==== Extracted material

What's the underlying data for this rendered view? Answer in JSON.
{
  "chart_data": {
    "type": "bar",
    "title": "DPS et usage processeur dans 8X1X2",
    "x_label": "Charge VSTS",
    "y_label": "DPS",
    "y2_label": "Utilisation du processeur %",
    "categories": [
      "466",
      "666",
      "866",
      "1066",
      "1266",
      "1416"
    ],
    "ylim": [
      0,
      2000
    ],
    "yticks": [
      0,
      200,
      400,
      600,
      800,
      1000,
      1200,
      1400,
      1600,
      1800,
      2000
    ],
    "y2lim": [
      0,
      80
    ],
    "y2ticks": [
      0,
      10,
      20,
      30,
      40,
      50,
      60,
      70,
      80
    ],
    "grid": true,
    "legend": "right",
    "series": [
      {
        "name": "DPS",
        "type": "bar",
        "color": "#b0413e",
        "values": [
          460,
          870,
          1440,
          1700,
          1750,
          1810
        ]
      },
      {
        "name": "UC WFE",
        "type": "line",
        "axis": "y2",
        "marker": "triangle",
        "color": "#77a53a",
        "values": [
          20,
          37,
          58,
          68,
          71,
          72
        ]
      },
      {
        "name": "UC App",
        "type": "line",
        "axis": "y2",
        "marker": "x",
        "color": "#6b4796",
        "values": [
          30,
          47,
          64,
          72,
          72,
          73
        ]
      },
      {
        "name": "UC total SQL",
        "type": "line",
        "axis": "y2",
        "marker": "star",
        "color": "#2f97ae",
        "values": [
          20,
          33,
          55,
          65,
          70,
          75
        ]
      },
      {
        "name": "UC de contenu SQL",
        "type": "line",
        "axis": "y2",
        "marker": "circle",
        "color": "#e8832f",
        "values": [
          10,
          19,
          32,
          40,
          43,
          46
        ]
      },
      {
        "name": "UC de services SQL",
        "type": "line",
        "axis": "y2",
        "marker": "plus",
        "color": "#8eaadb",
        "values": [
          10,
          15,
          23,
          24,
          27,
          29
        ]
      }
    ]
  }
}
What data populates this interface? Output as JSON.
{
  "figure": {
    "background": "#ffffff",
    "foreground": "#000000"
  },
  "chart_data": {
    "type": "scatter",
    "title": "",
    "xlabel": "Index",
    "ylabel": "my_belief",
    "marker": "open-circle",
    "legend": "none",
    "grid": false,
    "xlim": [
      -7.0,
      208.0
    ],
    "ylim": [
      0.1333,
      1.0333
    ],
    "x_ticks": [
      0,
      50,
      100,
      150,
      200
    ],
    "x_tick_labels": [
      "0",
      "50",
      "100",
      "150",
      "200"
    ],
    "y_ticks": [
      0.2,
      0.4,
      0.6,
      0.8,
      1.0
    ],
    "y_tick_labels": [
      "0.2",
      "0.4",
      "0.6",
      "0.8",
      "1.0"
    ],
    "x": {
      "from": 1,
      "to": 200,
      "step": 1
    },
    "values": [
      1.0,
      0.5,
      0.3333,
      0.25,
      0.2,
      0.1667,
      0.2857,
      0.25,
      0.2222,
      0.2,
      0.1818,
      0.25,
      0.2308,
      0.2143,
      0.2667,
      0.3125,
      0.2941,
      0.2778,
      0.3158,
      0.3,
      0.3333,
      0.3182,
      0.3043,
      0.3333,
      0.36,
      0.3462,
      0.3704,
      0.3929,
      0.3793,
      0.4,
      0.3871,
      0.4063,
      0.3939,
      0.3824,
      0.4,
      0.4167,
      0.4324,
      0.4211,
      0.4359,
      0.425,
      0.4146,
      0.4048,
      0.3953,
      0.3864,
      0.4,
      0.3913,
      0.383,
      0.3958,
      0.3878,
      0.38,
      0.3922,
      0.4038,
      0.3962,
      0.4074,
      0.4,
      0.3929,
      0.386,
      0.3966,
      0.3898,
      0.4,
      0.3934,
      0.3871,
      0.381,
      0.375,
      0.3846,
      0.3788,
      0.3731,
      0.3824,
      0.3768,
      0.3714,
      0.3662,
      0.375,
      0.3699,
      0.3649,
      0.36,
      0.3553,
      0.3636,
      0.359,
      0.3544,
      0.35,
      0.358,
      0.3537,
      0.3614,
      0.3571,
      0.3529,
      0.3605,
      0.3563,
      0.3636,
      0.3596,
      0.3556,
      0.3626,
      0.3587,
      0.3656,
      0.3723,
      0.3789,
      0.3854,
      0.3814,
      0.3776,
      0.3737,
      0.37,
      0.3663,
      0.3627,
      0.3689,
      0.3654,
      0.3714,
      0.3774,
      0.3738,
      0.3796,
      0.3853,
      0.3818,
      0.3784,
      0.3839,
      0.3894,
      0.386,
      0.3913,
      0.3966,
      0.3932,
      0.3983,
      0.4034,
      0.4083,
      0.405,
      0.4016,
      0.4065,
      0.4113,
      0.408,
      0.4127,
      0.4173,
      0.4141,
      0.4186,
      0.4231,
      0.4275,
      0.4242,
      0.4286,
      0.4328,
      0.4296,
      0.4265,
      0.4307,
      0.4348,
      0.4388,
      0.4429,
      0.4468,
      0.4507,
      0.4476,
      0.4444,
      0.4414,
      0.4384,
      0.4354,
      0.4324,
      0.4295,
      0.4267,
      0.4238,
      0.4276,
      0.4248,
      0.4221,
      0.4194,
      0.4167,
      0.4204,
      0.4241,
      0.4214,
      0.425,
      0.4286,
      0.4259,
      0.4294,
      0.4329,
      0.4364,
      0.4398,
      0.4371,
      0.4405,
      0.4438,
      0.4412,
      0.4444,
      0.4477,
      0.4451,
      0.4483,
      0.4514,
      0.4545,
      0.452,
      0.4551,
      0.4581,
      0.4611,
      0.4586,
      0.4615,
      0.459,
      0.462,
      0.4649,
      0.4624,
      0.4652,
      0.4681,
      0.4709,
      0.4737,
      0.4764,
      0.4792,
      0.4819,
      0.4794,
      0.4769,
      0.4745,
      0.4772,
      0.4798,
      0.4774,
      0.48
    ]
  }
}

========

Your objective.
Search the data for the word "color" and copy each line where it appears.

Written solution.
        "color": "#b0413e",
        "color": "#77a53a",
        "color": "#6b4796",
        "color": "#2f97ae",
        "color": "#e8832f",
        "color": "#8eaadb",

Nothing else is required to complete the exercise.